Repeat the data word for word. Do not include the pictures.
[start LISTED ENTRIES]
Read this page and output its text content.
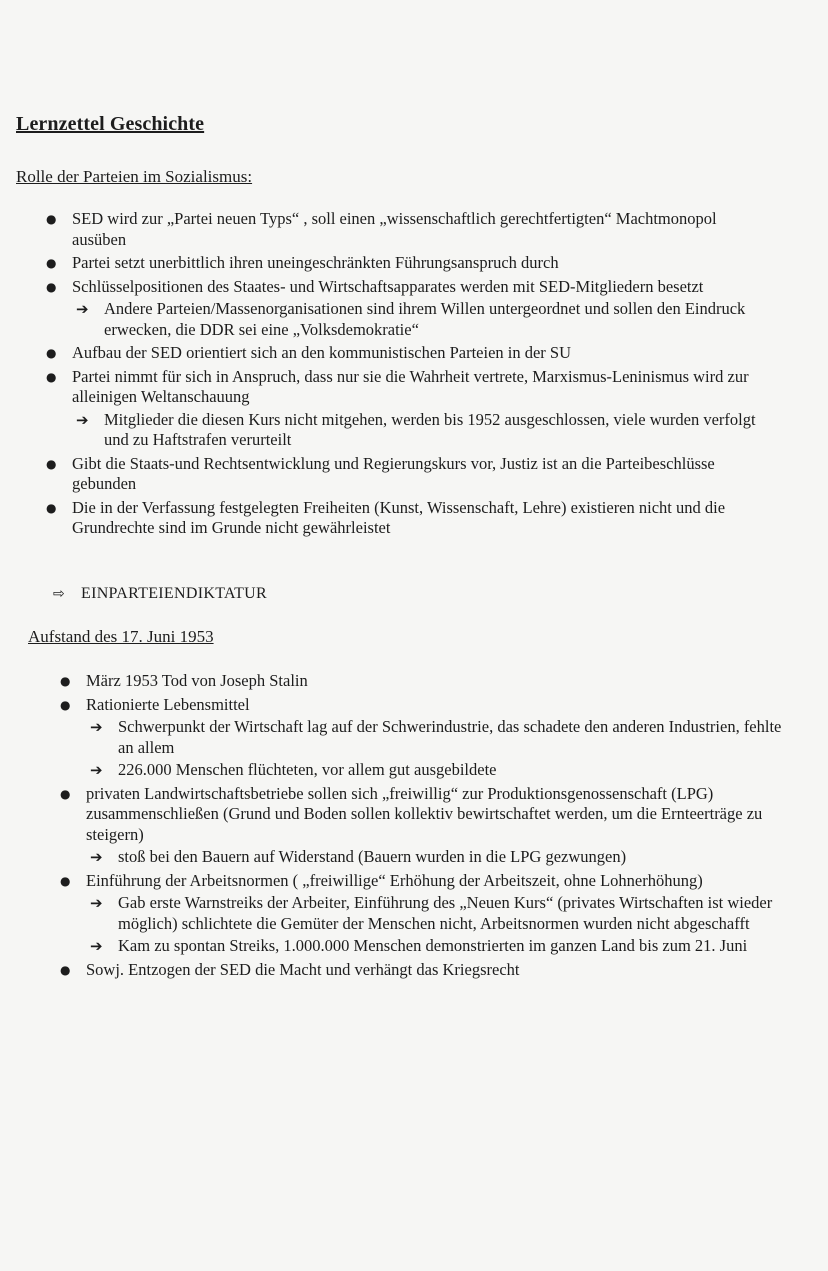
Lernzettel Geschichte
Rolle der Parteien im Sozialismus:
● SED wird zur „Partei neuen Typs“ , soll einen „wissenschaftlich gerechtfertigten“ Machtmonopol ausüben
● Partei setzt unerbittlich ihren uneingeschränkten Führungsanspruch durch
● Schlüsselpositionen des Staates- und Wirtschaftsapparates werden mit SED-Mitgliedern besetzt
➔ Andere Parteien/Massenorganisationen sind ihrem Willen untergeordnet und sollen den Eindruck erwecken, die DDR sei eine „Volksdemokratie“
● Aufbau der SED orientiert sich an den kommunistischen Parteien in der SU
● Partei nimmt für sich in Anspruch, dass nur sie die Wahrheit vertrete, Marxismus-Leninismus wird zur alleinigen Weltanschauung
➔ Mitglieder die diesen Kurs nicht mitgehen, werden bis 1952 ausgeschlossen, viele wurden verfolgt und zu Haftstrafen verurteilt
● Gibt die Staats-und Rechtsentwicklung und Regierungskurs vor, Justiz ist an die Parteibeschlüsse gebunden
● Die in der Verfassung festgelegten Freiheiten (Kunst, Wissenschaft, Lehre) existieren nicht und die Grundrechte sind im Grunde nicht gewährleistet
⇨ EINPARTEIENDIKTATUR
Aufstand des 17. Juni 1953
● März 1953 Tod von Joseph Stalin
● Rationierte Lebensmittel
➔ Schwerpunkt der Wirtschaft lag auf der Schwerindustrie, das schadete den anderen Industrien, fehlte an allem
➔ 226.000 Menschen flüchteten, vor allem gut ausgebildete
● privaten Landwirtschaftsbetriebe sollen sich „freiwillig“ zur Produktionsgenossenschaft (LPG) zusammenschließen (Grund und Boden sollen kollektiv bewirtschaftet werden, um die Ernteerträge zu steigern)
➔ stoß bei den Bauern auf Widerstand (Bauern wurden in die LPG gezwungen)
● Einführung der Arbeitsnormen ( „freiwillige“ Erhöhung der Arbeitszeit, ohne Lohnerhöhung)
➔ Gab erste Warnstreiks der Arbeiter, Einführung des „Neuen Kurs“ (privates Wirtschaften ist wieder möglich) schlichtete die Gemüter der Menschen nicht, Arbeitsnormen wurden nicht abgeschafft
➔ Kam zu spontan Streiks, 1.000.000 Menschen demonstrierten im ganzen Land bis zum 21. Juni
● Sowj. Entzogen der SED die Macht und verhängt das Kriegsrecht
[end LISTED ENTRIES]
**TASK RESPONSE**
Read this page and output its text content.
Lernzettel Geschichte
Rolle der Parteien im Sozialismus:
● SED wird zur „Partei neuen Typs“ , soll einen „wissenschaftlich gerechtfertigten“ Machtmonopol ausüben
● Partei setzt unerbittlich ihren uneingeschränkten Führungsanspruch durch
● Schlüsselpositionen des Staates- und Wirtschaftsapparates werden mit SED-Mitgliedern besetzt
➔ Andere Parteien/Massenorganisationen sind ihrem Willen untergeordnet und sollen den Eindruck erwecken, die DDR sei eine „Volksdemokratie“
● Aufbau der SED orientiert sich an den kommunistischen Parteien in der SU
● Partei nimmt für sich in Anspruch, dass nur sie die Wahrheit vertrete, Marxismus-Leninismus wird zur alleinigen Weltanschauung
➔ Mitglieder die diesen Kurs nicht mitgehen, werden bis 1952 ausgeschlossen, viele wurden verfolgt und zu Haftstrafen verurteilt
● Gibt die Staats-und Rechtsentwicklung und Regierungskurs vor, Justiz ist an die Parteibeschlüsse gebunden
● Die in der Verfassung festgelegten Freiheiten (Kunst, Wissenschaft, Lehre) existieren nicht und die Grundrechte sind im Grunde nicht gewährleistet
⇨ EINPARTEIENDIKTATUR
Aufstand des 17. Juni 1953
● März 1953 Tod von Joseph Stalin
● Rationierte Lebensmittel
➔ Schwerpunkt der Wirtschaft lag auf der Schwerindustrie, das schadete den anderen Industrien, fehlte an allem
➔ 226.000 Menschen flüchteten, vor allem gut ausgebildete
● privaten Landwirtschaftsbetriebe sollen sich „freiwillig“ zur Produktionsgenossenschaft (LPG) zusammenschließen (Grund und Boden sollen kollektiv bewirtschaftet werden, um die Ernteerträge zu steigern)
➔ stoß bei den Bauern auf Widerstand (Bauern wurden in die LPG gezwungen)
● Einführung der Arbeitsnormen ( „freiwillige“ Erhöhung der Arbeitszeit, ohne Lohnerhöhung)
➔ Gab erste Warnstreiks der Arbeiter, Einführung des „Neuen Kurs“ (privates Wirtschaften ist wieder möglich) schlichtete die Gemüter der Menschen nicht, Arbeitsnormen wurden nicht abgeschafft
➔ Kam zu spontan Streiks, 1.000.000 Menschen demonstrierten im ganzen Land bis zum 21. Juni
● Sowj. Entzogen der SED die Macht und verhängt das Kriegsrecht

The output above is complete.